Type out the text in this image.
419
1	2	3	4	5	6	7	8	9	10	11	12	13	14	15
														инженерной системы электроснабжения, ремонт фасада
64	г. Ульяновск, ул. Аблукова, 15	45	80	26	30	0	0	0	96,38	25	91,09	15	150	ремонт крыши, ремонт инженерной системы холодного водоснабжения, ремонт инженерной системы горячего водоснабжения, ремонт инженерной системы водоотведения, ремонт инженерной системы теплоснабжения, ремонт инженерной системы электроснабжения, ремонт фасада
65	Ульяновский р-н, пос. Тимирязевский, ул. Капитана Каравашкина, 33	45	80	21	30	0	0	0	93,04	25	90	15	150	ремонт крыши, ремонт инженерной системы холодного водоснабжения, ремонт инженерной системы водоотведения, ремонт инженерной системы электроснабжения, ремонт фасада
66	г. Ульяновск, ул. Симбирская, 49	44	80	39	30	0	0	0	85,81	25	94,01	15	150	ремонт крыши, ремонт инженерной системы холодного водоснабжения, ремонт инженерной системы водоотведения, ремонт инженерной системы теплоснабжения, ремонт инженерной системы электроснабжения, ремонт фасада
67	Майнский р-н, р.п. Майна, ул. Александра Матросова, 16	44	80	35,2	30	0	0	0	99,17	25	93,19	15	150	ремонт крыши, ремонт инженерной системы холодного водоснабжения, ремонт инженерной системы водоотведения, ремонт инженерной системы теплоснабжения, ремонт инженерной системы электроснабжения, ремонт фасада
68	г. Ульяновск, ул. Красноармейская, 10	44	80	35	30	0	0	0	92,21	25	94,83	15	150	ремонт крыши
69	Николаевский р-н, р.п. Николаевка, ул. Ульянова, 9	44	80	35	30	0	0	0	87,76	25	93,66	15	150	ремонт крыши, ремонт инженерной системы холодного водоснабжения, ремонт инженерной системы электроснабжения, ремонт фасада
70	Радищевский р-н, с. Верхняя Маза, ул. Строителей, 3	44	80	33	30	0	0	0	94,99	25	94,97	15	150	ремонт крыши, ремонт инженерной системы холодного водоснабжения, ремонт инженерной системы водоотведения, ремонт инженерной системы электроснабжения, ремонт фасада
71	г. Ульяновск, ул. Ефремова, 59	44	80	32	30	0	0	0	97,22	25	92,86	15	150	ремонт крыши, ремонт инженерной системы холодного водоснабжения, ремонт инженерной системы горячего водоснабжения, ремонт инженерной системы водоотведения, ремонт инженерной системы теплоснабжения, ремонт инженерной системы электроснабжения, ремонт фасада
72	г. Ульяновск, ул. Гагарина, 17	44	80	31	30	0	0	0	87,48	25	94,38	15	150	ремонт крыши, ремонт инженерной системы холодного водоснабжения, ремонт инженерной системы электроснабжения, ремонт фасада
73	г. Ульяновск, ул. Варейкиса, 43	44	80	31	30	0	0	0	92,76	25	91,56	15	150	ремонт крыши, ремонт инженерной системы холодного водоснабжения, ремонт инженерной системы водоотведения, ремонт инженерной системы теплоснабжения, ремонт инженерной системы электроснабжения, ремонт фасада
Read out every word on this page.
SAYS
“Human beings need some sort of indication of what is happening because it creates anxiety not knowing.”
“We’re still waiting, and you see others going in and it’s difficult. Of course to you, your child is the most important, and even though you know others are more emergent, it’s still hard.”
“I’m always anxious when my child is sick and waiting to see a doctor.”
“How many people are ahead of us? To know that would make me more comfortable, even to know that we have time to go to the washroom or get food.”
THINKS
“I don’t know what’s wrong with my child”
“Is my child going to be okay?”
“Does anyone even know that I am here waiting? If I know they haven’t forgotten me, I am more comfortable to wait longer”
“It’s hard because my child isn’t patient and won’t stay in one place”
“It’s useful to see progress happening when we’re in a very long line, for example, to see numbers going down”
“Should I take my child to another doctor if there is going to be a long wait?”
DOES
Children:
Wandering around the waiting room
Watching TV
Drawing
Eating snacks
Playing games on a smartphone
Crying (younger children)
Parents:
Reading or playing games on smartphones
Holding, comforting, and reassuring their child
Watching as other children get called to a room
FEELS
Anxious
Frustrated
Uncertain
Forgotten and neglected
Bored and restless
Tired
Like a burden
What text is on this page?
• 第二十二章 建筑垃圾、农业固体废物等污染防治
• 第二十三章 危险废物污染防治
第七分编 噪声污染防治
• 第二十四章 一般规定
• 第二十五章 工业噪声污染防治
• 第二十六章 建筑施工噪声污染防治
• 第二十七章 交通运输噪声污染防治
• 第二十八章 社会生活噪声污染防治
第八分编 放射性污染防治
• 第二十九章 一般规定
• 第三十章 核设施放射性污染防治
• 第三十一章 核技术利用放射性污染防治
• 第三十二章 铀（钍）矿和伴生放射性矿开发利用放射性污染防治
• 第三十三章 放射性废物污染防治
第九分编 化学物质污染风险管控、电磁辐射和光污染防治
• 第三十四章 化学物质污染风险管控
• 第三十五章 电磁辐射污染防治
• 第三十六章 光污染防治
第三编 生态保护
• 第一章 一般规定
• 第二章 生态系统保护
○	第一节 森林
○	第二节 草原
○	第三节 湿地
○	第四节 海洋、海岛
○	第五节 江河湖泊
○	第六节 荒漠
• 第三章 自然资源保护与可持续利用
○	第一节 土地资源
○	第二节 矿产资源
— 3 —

» EXERCISE AIM: Look through the entries above and list every line containing "happening".

» CORRECT RESPONSE:
“Human beings need some sort of indication of what is happening because it creates anxiety not knowing.”
“It’s useful to see progress happening when we’re in a very long line, for example, to see numbers going down”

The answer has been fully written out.